## What to do
Retype the whole listing exactly.

## Available records
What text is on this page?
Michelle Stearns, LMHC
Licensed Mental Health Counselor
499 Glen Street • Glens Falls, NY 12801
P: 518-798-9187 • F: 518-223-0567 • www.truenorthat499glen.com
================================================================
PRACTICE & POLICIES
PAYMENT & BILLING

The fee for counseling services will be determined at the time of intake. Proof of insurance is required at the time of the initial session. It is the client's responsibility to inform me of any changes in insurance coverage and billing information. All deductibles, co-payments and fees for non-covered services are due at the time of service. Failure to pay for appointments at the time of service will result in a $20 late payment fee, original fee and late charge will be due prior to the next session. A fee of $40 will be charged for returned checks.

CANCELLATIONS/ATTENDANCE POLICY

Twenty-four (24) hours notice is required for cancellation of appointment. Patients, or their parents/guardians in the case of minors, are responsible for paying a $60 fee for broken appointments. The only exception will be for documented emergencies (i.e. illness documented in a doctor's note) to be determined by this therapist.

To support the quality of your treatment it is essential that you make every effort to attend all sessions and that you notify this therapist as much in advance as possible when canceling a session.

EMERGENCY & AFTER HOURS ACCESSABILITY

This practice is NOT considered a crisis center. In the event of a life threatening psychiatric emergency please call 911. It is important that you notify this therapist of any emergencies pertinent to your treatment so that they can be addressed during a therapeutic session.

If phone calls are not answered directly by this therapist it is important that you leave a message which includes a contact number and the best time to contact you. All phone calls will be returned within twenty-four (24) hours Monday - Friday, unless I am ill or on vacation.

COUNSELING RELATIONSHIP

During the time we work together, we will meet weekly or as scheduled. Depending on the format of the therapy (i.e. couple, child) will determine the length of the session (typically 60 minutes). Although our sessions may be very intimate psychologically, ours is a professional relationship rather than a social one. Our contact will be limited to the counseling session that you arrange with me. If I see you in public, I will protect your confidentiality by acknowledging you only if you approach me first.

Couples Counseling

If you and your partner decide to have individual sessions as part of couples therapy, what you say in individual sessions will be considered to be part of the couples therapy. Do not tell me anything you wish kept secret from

## Solution
What text is on this page?
Michelle Stearns, LMHC
Licensed Mental Health Counselor
499 Glen Street • Glens Falls, NY 12801
P: 518-798-9187 • F: 518-223-0567 • www.truenorthat499glen.com
================================================================
PRACTICE & POLICIES
PAYMENT & BILLING

The fee for counseling services will be determined at the time of intake. Proof of insurance is required at the time of the initial session. It is the client's responsibility to inform me of any changes in insurance coverage and billing information. All deductibles, co-payments and fees for non-covered services are due at the time of service. Failure to pay for appointments at the time of service will result in a $20 late payment fee, original fee and late charge will be due prior to the next session. A fee of $40 will be charged for returned checks.

CANCELLATIONS/ATTENDANCE POLICY

Twenty-four (24) hours notice is required for cancellation of appointment. Patients, or their parents/guardians in the case of minors, are responsible for paying a $60 fee for broken appointments. The only exception will be for documented emergencies (i.e. illness documented in a doctor's note) to be determined by this therapist.

To support the quality of your treatment it is essential that you make every effort to attend all sessions and that you notify this therapist as much in advance as possible when canceling a session.

EMERGENCY & AFTER HOURS ACCESSABILITY

This practice is NOT considered a crisis center. In the event of a life threatening psychiatric emergency please call 911. It is important that you notify this therapist of any emergencies pertinent to your treatment so that they can be addressed during a therapeutic session.

If phone calls are not answered directly by this therapist it is important that you leave a message which includes a contact number and the best time to contact you. All phone calls will be returned within twenty-four (24) hours Monday - Friday, unless I am ill or on vacation.

COUNSELING RELATIONSHIP

During the time we work together, we will meet weekly or as scheduled. Depending on the format of the therapy (i.e. couple, child) will determine the length of the session (typically 60 minutes). Although our sessions may be very intimate psychologically, ours is a professional relationship rather than a social one. Our contact will be limited to the counseling session that you arrange with me. If I see you in public, I will protect your confidentiality by acknowledging you only if you approach me first.

Couples Counseling

If you and your partner decide to have individual sessions as part of couples therapy, what you say in individual sessions will be considered to be part of the couples therapy. Do not tell me anything you wish kept secret from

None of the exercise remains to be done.